>> Begin Provided records
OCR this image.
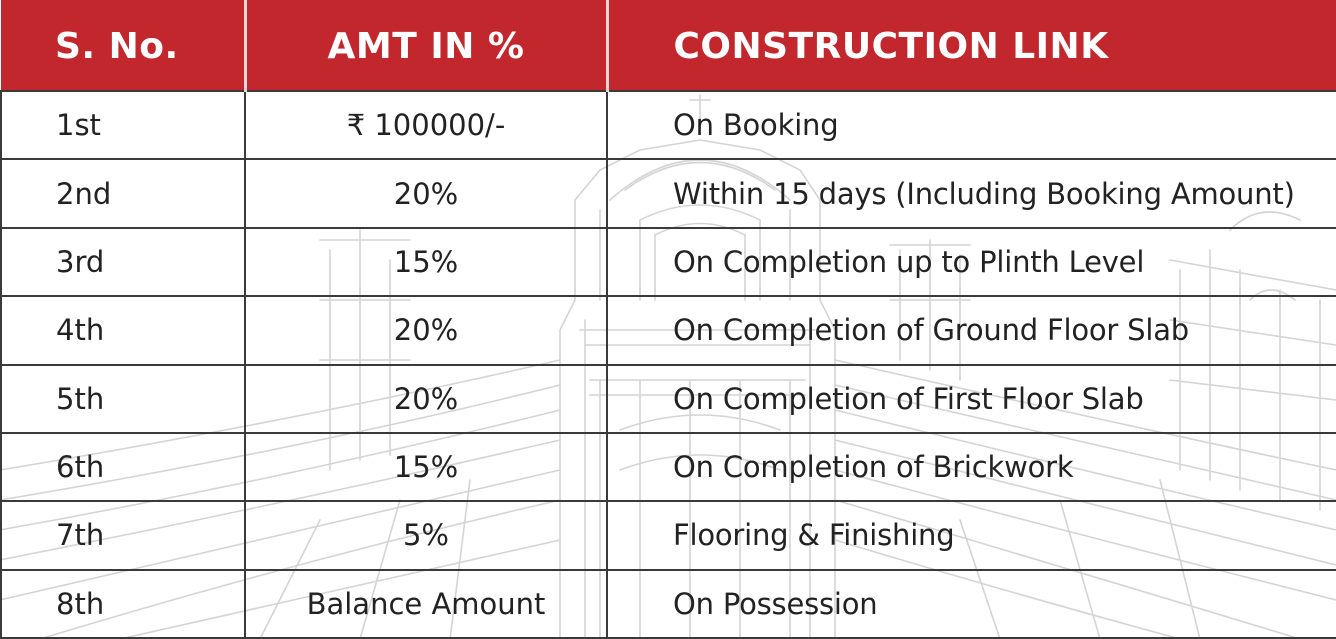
S. No.	AMT IN %	CONSTRUCTION LINK
1st	₹ 100000/-	On Booking
2nd	20%	Within 15 days (Including Booking Amount)
3rd	15%	On Completion up to Plinth Level
4th	20%	On Completion of Ground Floor Slab
5th	20%	On Completion of First Floor Slab
6th	15%	On Completion of Brickwork
7th	5%	Flooring & Finishing
8th	Balance Amount	On Possession
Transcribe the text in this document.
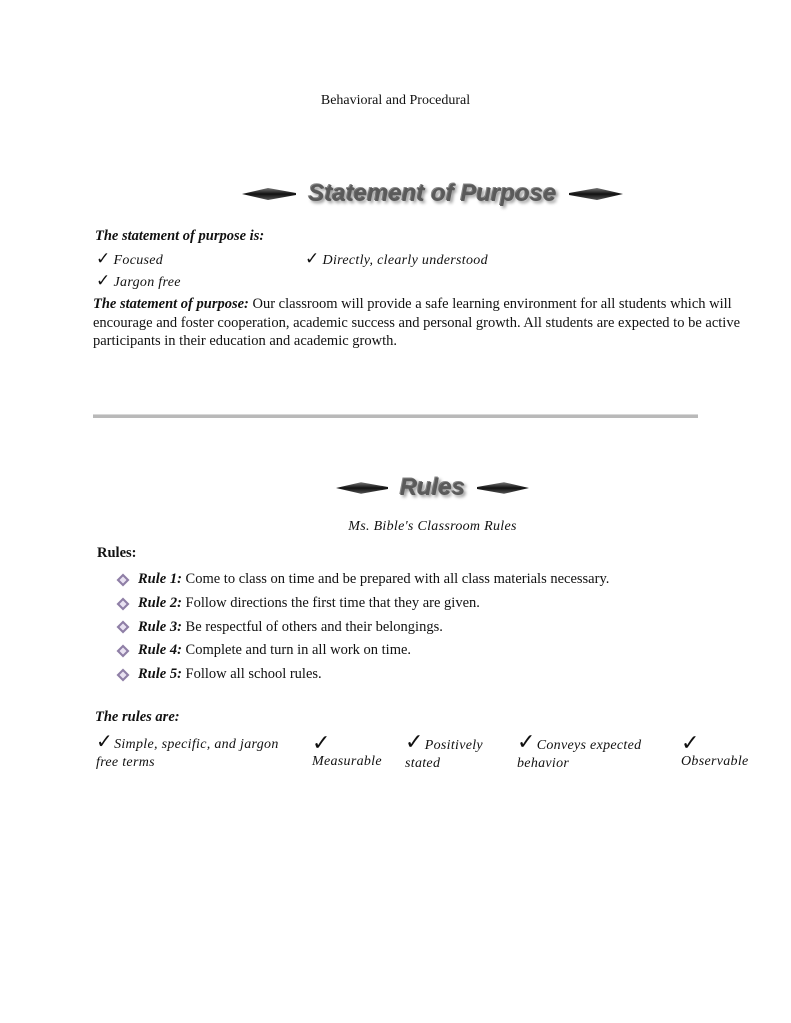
Behavioral and Procedural
Statement of Purpose
The statement of purpose is:
✓ Focused	✓ Directly, clearly understood
✓ Jargon free
The statement of purpose: Our classroom will provide a safe learning environment for all students which will encourage and foster cooperation, academic success and personal growth. All students are expected to be active participants in their education and academic growth.
Rules
Ms. Bible's Classroom Rules
Rules:
Rule 1: Come to class on time and be prepared with all class materials necessary.
Rule 2: Follow directions the first time that they are given.
Rule 3: Be respectful of others and their belongings.
Rule 4: Complete and turn in all work on time.
Rule 5: Follow all school rules.
The rules are:
✓Simple, specific, and jargon free terms
✓
Measurable
✓Positively stated
✓Conveys expected behavior
✓
Observable
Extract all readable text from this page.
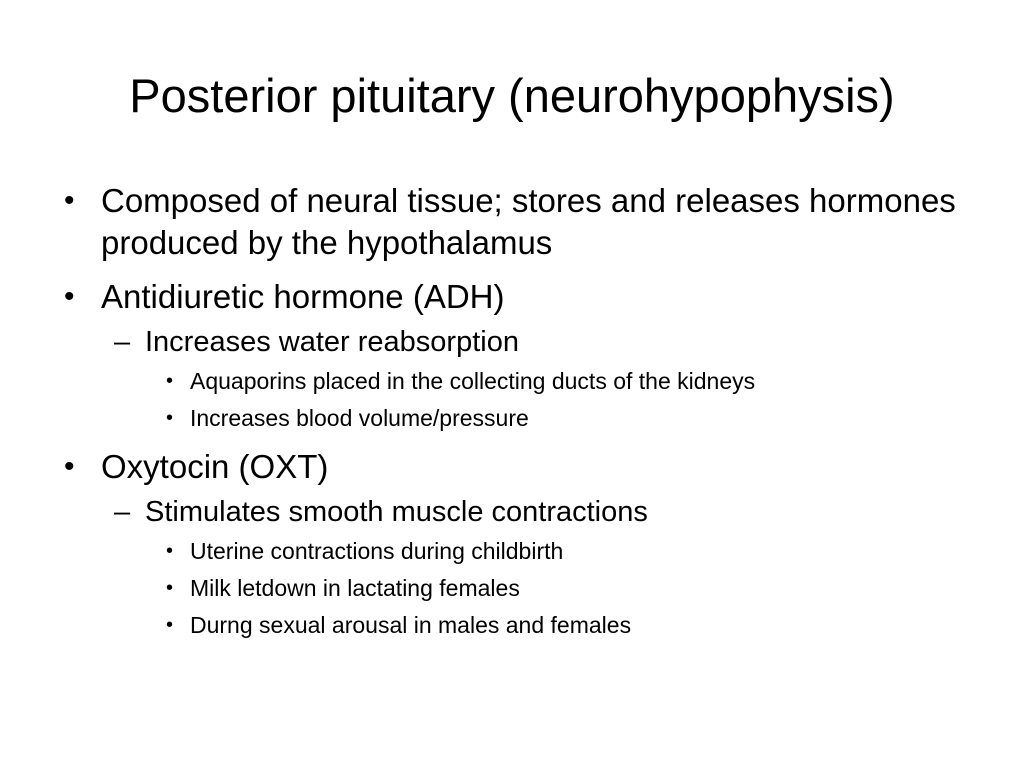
Posterior pituitary (neurohypophysis)
• Composed of neural tissue; stores and releases hormones produced by the hypothalamus
• Antidiuretic hormone (ADH)
– Increases water reabsorption
• Aquaporins placed in the collecting ducts of the kidneys
• Increases blood volume/pressure
• Oxytocin (OXT)
– Stimulates smooth muscle contractions
• Uterine contractions during childbirth
• Milk letdown in lactating females
• Durng sexual arousal in males and females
>> End Provided records
▶ Stated task
Write out all the entries again, word for word, and print no images.

▶ Response to the exercise
OCR this image.
S. No.	AMT IN %	CONSTRUCTION LINK
1st	₹ 100000/-	On Booking
2nd	20%	Within 15 days (Including Booking Amount)
3rd	15%	On Completion up to Plinth Level
4th	20%	On Completion of Ground Floor Slab
5th	20%	On Completion of First Floor Slab
6th	15%	On Completion of Brickwork
7th	5%	Flooring & Finishing
8th	Balance Amount	On Possession
Transcribe the text in this document.
Behavioral and Procedural
Statement of Purpose
The statement of purpose is:
✓ Focused	✓ Directly, clearly understood
✓ Jargon free
The statement of purpose: Our classroom will provide a safe learning environment for all students which will encourage and foster cooperation, academic success and personal growth. All students are expected to be active participants in their education and academic growth.
Rules
Ms. Bible's Classroom Rules
Rules:
Rule 1: Come to class on time and be prepared with all class materials necessary.
Rule 2: Follow directions the first time that they are given.
Rule 3: Be respectful of others and their belongings.
Rule 4: Complete and turn in all work on time.
Rule 5: Follow all school rules.
The rules are:
✓Simple, specific, and jargon free terms
✓
Measurable
✓Positively stated
✓Conveys expected behavior
✓
Observable
Extract all readable text from this page.
Posterior pituitary (neurohypophysis)
• Composed of neural tissue; stores and releases hormones produced by the hypothalamus
• Antidiuretic hormone (ADH)
– Increases water reabsorption
• Aquaporins placed in the collecting ducts of the kidneys
• Increases blood volume/pressure
• Oxytocin (OXT)
– Stimulates smooth muscle contractions
• Uterine contractions during childbirth
• Milk letdown in lactating females
• Durng sexual arousal in males and females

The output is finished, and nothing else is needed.